(Records from a dataset)
------------------------------

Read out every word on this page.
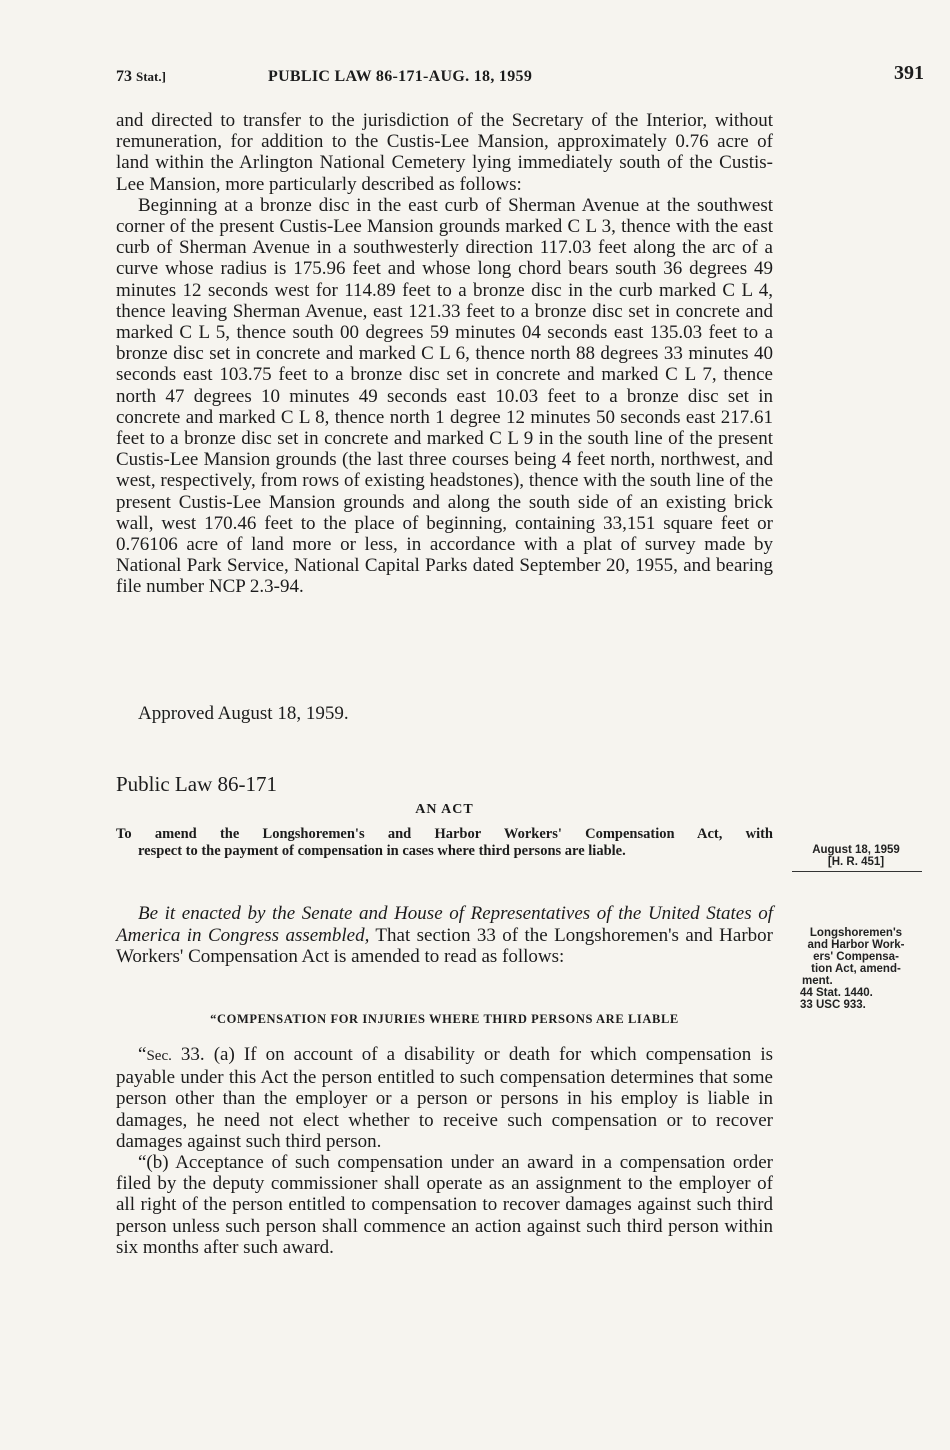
73 Stat.]	PUBLIC LAW 86-171-AUG. 18, 1959	391

and directed to transfer to the jurisdiction of the Secretary of the Interior, without remuneration, for addition to the Custis-Lee Mansion, approximately 0.76 acre of land within the Arlington National Cemetery lying immediately south of the Custis-Lee Mansion, more particularly described as follows:

Beginning at a bronze disc in the east curb of Sherman Avenue at the southwest corner of the present Custis-Lee Mansion grounds marked C L 3, thence with the east curb of Sherman Avenue in a southwesterly direction 117.03 feet along the arc of a curve whose radius is 175.96 feet and whose long chord bears south 36 degrees 49 minutes 12 seconds west for 114.89 feet to a bronze disc in the curb marked C L 4, thence leaving Sherman Avenue, east 121.33 feet to a bronze disc set in concrete and marked C L 5, thence south 00 degrees 59 minutes 04 seconds east 135.03 feet to a bronze disc set in concrete and marked C L 6, thence north 88 degrees 33 minutes 40 seconds east 103.75 feet to a bronze disc set in concrete and marked C L 7, thence north 47 degrees 10 minutes 49 seconds east 10.03 feet to a bronze disc set in concrete and marked C L 8, thence north 1 degree 12 minutes 50 seconds east 217.61 feet to a bronze disc set in concrete and marked C L 9 in the south line of the present Custis-Lee Mansion grounds (the last three courses being 4 feet north, northwest, and west, respectively, from rows of existing headstones), thence with the south line of the present Custis-Lee Mansion grounds and along the south side of an existing brick wall, west 170.46 feet to the place of beginning, containing 33,151 square feet or 0.76106 acre of land more or less, in accordance with a plat of survey made by National Park Service, National Capital Parks dated September 20, 1955, and bearing file number NCP 2.3-94.

Approved August 18, 1959.
Public Law 86-171
AN ACT
To amend the Longshoremen's and Harbor Workers' Compensation Act, with
respect to the payment of compensation in cases where third persons are liable.
Be it enacted by the Senate and House of Representatives of the United States of America in Congress assembled, That section 33 of the Longshoremen's and Harbor Workers' Compensation Act is amended to read as follows:
“COMPENSATION FOR INJURIES WHERE THIRD PERSONS ARE LIABLE

“Sec. 33. (a) If on account of a disability or death for which compensation is payable under this Act the person entitled to such compensation determines that some person other than the employer or a person or persons in his employ is liable in damages, he need not elect whether to receive such compensation or to recover damages against such third person.

“(b) Acceptance of such compensation under an award in a compensation order filed by the deputy commissioner shall operate as an assignment to the employer of all right of the person entitled to compensation to recover damages against such third person unless such person shall commence an action against such third person within six months after such award.

August 18, 1959
[H. R. 451]
Longshoremen's
and Harbor Work-
ers' Compensa-
tion Act, amend-
ment.
44 Stat. 1440.
33 USC 933.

------------------------------

- **WHAT YOU SHOULD DO**:
Locate the word "Workers" in the records and collect each line it appears in.

- **TASK RESPONSE**:
To amend the Longshoremen's and Harbor Workers' Compensation Act, with
Be it enacted by the Senate and House of Representatives of the United States of America in Congress assembled, That section 33 of the Longshoremen's and Harbor Workers' Compensation Act is amended to read as follows:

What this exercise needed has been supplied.